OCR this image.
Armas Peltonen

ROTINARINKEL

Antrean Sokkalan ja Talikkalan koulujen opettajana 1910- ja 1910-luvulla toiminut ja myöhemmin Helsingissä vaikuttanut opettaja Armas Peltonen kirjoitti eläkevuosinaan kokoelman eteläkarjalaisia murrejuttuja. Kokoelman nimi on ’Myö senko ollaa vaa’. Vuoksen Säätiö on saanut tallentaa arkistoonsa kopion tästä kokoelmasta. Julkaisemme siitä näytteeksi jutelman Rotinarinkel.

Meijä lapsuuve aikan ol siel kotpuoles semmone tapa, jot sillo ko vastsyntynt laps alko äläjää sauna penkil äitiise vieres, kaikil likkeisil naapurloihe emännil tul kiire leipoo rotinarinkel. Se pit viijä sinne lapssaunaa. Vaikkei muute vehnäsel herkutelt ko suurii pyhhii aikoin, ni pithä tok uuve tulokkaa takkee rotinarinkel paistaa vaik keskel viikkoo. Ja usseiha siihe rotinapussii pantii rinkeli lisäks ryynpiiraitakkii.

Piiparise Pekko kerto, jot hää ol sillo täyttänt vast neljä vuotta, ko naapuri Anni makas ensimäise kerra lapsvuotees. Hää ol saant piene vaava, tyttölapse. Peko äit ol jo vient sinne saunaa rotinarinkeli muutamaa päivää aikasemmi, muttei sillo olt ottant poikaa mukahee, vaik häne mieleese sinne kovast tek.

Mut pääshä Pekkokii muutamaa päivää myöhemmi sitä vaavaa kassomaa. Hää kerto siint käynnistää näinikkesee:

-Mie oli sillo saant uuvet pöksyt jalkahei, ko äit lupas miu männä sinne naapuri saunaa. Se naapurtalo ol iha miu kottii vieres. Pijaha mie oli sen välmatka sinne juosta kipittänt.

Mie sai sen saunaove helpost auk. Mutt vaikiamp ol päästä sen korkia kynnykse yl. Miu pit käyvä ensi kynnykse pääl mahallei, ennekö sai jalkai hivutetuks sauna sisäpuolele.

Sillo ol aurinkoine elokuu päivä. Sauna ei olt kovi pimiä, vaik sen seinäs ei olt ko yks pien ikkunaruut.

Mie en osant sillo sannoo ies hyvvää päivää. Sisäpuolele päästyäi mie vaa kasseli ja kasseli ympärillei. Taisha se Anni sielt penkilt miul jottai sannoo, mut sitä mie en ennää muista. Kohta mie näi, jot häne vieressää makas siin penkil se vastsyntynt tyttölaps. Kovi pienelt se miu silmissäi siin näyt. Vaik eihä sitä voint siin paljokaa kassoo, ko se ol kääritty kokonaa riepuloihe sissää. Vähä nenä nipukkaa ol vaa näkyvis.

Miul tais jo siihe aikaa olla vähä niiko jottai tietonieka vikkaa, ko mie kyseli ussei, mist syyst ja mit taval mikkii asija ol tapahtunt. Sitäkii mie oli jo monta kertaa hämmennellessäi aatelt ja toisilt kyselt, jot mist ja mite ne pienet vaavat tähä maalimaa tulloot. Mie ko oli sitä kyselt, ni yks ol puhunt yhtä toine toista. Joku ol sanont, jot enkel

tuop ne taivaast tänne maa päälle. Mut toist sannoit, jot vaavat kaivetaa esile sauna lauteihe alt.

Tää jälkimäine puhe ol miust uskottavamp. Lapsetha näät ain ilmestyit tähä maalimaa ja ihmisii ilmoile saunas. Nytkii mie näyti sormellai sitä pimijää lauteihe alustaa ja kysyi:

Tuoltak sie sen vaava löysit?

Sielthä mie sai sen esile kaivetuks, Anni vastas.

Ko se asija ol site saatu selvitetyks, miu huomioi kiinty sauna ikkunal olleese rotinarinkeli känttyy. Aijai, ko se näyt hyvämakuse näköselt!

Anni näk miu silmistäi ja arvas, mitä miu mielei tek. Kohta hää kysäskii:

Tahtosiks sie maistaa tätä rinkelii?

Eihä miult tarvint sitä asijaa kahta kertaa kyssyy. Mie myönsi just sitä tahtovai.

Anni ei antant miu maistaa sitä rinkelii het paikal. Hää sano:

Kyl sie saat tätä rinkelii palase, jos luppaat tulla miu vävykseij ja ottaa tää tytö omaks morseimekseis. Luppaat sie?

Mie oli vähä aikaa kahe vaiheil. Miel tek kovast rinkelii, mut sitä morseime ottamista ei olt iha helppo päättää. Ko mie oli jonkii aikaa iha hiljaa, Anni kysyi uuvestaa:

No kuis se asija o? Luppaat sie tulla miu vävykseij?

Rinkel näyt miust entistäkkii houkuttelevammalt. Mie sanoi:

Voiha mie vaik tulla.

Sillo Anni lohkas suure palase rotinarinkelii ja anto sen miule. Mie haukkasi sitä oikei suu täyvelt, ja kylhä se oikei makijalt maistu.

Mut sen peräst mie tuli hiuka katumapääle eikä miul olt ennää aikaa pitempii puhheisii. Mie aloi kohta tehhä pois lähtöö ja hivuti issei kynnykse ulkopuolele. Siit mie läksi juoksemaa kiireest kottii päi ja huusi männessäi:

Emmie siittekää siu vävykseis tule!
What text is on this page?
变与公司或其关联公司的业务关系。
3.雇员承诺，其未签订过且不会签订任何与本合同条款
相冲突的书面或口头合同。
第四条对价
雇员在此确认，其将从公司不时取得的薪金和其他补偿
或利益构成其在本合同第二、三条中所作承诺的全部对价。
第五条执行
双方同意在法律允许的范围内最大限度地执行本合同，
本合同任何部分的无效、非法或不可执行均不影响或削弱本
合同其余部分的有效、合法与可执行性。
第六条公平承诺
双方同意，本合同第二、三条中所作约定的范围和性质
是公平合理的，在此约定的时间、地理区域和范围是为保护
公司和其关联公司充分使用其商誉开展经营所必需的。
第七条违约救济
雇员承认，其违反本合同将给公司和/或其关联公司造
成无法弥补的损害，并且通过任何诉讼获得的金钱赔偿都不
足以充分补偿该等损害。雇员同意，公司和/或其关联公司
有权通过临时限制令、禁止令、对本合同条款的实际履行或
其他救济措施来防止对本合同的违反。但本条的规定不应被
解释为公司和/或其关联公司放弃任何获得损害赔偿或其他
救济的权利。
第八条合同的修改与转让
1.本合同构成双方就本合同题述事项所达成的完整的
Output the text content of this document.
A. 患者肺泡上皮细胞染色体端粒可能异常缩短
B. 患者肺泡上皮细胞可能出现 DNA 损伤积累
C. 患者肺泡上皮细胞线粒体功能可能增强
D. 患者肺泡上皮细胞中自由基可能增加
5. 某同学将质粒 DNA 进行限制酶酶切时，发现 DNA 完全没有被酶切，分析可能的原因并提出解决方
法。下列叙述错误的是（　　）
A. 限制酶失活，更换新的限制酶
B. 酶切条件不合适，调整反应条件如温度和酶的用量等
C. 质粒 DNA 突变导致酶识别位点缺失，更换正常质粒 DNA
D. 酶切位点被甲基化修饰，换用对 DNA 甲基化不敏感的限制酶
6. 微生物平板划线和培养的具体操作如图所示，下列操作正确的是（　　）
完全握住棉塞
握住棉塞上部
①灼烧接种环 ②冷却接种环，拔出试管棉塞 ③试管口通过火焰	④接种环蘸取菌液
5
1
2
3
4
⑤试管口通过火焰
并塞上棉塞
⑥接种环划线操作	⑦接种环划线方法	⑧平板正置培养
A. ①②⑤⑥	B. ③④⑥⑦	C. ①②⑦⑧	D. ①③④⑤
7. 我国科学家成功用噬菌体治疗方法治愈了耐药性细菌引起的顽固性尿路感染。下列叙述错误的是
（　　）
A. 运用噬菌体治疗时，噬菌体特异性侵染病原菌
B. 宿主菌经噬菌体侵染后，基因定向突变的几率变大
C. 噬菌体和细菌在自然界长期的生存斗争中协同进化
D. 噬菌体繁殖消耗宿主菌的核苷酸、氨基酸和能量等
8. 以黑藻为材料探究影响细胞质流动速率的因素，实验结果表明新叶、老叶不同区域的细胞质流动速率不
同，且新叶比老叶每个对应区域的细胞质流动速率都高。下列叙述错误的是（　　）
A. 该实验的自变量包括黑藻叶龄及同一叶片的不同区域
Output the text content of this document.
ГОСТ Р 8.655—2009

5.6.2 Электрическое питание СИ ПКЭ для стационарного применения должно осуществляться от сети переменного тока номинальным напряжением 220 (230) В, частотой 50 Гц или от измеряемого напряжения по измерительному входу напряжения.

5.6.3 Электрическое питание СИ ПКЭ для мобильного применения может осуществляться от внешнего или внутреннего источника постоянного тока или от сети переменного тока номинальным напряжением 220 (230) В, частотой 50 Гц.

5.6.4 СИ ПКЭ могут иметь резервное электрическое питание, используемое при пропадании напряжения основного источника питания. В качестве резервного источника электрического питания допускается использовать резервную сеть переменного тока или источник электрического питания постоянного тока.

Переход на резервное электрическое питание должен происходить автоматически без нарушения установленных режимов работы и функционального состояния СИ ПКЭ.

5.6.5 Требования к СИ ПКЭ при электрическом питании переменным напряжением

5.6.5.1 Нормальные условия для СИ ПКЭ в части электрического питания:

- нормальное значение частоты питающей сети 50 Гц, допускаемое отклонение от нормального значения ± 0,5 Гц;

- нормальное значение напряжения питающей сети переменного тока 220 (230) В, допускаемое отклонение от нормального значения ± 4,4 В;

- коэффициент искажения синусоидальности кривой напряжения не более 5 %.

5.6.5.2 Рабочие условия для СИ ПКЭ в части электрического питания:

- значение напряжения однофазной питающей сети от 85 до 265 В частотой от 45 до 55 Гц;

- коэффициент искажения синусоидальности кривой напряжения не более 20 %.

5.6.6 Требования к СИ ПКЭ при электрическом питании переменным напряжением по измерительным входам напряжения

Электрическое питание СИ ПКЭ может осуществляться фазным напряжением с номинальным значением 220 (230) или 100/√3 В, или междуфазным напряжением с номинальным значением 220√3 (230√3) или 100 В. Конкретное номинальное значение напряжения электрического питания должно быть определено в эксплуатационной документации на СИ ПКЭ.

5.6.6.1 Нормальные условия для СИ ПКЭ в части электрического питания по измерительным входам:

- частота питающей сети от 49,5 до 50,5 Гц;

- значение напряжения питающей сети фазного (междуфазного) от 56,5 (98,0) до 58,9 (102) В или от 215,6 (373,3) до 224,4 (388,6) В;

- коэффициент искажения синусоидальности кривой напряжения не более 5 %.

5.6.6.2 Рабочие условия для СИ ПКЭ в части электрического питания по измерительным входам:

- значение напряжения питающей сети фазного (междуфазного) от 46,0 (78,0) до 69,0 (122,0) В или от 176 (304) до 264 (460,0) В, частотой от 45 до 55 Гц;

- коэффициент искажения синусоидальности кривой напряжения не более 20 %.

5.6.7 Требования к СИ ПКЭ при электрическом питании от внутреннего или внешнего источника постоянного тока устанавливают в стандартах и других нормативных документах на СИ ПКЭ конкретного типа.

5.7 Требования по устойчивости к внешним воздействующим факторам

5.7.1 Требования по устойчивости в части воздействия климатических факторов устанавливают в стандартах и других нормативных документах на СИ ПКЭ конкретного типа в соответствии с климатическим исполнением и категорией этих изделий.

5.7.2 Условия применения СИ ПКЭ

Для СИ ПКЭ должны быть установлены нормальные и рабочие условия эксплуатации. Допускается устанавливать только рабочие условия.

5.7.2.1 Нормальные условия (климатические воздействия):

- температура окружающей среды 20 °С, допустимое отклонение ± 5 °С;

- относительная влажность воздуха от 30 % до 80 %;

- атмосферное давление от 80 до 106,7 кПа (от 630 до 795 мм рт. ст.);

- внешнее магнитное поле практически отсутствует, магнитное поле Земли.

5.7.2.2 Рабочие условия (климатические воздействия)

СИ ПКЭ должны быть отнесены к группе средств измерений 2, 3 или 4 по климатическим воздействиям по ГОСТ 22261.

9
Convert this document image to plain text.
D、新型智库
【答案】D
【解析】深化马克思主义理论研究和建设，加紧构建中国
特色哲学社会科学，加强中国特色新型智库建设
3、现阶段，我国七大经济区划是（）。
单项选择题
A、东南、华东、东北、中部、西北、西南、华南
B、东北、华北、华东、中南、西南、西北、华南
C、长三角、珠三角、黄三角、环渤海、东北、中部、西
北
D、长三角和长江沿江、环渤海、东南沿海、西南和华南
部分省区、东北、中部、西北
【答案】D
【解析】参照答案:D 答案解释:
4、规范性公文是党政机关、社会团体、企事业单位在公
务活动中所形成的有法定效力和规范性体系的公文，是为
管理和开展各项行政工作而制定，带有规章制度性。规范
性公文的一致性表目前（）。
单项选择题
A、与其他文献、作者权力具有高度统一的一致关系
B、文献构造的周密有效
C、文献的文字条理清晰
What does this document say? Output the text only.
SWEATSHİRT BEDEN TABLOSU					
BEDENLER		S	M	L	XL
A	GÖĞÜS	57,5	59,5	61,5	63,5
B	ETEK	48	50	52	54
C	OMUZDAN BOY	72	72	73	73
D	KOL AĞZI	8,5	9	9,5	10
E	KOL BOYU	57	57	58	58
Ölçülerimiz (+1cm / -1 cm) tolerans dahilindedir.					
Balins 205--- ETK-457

────

**PROBLEM DESCRIPTION:**
From the line containing "What does this" through the closing line of the material above, return every line exactly and omit all others.

**COMPLETED EXERCISE:**
What does this document say? Output the text only.
SWEATSHİRT BEDEN TABLOSU					
BEDENLER		S	M	L	XL
A	GÖĞÜS	57,5	59,5	61,5	63,5
B	ETEK	48	50	52	54
C	OMUZDAN BOY	72	72	73	73
D	KOL AĞZI	8,5	9	9,5	10
E	KOL BOYU	57	57	58	58
Ölçülerimiz (+1cm / -1 cm) tolerans dahilindedir.					
Balins 205--- ETK-457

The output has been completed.